━━━━━ INFORMATION SHOWN ━━━━━
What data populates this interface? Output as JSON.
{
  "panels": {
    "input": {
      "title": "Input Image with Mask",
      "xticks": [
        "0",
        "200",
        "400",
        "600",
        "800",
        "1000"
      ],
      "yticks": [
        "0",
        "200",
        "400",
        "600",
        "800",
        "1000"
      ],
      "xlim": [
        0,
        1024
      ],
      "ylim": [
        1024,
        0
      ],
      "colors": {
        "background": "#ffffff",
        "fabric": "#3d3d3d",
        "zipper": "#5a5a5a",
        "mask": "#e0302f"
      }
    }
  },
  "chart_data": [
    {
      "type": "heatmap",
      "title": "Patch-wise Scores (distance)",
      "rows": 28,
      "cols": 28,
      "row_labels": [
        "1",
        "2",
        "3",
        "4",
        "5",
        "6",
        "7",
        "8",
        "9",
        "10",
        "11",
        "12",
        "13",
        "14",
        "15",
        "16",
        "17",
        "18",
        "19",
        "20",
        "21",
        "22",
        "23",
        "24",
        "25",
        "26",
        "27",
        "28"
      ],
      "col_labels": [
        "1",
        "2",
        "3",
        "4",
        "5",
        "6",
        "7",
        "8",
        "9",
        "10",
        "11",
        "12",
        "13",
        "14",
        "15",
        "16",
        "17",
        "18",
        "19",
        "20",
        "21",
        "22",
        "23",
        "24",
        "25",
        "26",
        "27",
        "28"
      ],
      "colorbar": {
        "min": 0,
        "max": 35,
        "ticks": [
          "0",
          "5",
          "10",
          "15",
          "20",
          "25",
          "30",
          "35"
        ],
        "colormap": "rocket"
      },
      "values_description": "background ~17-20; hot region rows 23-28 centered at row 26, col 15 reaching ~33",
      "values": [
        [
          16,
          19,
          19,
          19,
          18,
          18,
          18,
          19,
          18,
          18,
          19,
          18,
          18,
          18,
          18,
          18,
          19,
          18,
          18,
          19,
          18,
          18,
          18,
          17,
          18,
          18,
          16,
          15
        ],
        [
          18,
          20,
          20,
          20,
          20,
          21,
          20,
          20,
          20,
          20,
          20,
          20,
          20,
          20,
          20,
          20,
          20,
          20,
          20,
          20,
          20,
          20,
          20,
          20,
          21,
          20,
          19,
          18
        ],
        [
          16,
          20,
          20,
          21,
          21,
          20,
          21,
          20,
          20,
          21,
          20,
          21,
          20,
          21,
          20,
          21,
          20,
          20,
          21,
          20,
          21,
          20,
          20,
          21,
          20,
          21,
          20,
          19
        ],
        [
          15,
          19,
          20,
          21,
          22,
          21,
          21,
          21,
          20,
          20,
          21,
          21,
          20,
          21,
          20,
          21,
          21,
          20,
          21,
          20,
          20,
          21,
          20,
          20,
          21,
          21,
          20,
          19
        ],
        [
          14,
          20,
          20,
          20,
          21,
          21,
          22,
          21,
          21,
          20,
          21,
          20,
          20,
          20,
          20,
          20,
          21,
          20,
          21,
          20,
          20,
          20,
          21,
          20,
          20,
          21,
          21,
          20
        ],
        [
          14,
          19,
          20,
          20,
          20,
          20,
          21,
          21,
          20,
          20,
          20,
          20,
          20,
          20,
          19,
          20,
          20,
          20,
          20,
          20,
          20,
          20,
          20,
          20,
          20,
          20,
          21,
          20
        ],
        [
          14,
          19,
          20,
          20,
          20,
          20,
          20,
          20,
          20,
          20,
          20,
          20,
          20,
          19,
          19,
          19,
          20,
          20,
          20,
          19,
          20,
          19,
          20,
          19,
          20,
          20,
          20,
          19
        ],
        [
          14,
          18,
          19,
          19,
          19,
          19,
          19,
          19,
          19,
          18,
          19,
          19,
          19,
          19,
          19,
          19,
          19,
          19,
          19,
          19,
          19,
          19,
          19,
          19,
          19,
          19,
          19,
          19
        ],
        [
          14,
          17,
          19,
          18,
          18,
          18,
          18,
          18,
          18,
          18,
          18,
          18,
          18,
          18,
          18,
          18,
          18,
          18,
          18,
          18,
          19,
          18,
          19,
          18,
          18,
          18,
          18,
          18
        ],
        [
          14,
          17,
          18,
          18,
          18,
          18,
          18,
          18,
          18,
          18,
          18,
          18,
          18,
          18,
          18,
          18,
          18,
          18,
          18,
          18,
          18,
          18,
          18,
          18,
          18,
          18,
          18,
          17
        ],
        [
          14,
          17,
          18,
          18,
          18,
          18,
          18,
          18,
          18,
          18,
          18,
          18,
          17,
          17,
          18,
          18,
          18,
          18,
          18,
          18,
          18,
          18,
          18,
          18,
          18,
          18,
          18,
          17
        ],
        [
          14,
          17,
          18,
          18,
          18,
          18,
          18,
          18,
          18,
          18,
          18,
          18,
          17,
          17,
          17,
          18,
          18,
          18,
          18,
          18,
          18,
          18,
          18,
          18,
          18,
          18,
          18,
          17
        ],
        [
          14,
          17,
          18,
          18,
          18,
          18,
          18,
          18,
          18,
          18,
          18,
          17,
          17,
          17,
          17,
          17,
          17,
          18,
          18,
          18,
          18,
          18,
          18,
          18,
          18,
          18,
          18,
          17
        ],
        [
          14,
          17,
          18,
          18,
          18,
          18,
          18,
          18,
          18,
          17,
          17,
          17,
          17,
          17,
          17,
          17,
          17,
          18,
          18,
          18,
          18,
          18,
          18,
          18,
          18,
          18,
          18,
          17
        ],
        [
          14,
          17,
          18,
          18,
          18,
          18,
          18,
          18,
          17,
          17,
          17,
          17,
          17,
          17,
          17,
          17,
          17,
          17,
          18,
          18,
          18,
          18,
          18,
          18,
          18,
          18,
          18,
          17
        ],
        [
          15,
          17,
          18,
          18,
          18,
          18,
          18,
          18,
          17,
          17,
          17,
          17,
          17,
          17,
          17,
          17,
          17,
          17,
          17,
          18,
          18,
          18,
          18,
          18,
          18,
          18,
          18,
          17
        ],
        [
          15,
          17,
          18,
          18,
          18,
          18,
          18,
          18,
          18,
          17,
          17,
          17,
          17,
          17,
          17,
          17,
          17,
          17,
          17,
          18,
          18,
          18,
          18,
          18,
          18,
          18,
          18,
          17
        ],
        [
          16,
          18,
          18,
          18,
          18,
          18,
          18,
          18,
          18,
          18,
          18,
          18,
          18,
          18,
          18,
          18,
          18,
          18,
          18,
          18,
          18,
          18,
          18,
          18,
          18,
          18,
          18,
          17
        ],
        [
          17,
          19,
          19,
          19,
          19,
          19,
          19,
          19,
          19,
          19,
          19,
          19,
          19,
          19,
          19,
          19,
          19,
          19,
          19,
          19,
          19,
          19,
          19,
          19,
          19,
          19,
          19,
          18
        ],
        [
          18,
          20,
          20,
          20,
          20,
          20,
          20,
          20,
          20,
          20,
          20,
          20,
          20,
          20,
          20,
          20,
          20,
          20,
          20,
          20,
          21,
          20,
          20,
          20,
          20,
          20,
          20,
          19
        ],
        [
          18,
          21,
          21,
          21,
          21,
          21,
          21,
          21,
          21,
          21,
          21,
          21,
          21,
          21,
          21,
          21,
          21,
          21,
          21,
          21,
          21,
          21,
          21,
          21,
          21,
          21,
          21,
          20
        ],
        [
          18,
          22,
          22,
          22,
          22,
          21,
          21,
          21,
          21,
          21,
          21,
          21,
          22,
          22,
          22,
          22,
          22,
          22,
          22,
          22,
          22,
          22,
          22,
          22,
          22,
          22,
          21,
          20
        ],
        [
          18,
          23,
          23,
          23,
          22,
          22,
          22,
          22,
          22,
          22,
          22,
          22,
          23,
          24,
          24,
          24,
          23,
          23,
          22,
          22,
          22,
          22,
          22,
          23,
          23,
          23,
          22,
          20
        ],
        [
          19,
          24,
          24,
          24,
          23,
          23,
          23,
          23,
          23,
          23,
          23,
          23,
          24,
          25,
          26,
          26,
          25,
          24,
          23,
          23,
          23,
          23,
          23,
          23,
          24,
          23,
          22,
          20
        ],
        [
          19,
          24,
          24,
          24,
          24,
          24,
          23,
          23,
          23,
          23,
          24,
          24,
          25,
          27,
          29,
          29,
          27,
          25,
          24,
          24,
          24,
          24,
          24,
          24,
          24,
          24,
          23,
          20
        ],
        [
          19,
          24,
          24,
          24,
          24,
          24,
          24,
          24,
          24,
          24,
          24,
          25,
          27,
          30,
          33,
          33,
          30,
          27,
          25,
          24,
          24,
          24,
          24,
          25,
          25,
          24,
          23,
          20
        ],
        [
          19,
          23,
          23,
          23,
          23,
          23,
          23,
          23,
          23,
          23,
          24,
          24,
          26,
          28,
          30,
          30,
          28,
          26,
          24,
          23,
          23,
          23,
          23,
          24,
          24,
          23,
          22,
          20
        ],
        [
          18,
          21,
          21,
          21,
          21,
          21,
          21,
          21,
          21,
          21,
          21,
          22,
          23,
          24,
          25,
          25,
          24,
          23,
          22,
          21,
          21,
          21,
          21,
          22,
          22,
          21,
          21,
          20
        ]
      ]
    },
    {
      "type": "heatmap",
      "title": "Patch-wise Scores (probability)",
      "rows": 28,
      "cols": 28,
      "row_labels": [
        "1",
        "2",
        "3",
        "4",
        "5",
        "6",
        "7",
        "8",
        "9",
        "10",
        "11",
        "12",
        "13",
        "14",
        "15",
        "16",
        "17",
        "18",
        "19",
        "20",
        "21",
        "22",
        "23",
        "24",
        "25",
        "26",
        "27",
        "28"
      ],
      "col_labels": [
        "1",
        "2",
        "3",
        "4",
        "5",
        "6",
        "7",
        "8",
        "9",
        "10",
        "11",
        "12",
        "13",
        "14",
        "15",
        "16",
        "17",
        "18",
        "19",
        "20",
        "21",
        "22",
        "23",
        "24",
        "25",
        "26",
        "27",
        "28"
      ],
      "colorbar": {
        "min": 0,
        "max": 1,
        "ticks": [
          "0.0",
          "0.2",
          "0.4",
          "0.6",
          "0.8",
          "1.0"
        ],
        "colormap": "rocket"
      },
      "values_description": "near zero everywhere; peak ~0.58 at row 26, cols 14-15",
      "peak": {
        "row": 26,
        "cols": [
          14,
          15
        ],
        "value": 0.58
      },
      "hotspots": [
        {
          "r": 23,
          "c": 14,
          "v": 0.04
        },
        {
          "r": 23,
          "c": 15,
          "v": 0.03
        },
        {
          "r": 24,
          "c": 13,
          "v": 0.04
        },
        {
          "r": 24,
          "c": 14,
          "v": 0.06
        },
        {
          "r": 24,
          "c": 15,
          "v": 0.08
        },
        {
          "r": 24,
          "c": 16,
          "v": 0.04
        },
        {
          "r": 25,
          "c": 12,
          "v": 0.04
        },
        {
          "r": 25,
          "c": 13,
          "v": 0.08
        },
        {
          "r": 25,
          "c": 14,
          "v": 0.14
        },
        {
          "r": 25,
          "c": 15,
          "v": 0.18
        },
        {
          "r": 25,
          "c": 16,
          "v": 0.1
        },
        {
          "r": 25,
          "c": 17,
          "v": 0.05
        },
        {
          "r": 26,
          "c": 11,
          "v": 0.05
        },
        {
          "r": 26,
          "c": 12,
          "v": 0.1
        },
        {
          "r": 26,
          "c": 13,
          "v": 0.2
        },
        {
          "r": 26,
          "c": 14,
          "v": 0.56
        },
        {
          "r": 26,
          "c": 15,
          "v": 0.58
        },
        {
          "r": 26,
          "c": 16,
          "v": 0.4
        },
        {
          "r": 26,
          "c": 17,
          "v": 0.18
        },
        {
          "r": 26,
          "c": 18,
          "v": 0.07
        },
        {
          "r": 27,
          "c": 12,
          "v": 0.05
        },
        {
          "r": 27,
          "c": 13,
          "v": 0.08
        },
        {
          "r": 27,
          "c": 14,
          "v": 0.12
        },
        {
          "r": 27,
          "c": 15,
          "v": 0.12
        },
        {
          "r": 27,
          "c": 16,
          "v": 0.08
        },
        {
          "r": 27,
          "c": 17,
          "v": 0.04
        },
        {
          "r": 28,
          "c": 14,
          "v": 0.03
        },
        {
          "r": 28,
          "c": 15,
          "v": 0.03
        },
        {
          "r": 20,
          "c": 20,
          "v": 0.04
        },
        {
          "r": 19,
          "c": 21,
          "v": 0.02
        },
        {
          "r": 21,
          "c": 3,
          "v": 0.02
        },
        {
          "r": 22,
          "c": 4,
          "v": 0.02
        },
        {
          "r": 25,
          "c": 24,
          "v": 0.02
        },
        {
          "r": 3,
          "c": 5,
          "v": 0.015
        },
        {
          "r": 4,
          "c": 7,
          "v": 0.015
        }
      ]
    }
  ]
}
━━━━━
◆ **EXERCISE DETAILS**: Single out each line of the records above with the string "title" in it, and copy it.

◆ **ANSWER TO THIS TASK**:
      "title": "Input Image with Mask",
      "title": "Patch-wise Scores (distance)",
      "title": "Patch-wise Scores (probability)",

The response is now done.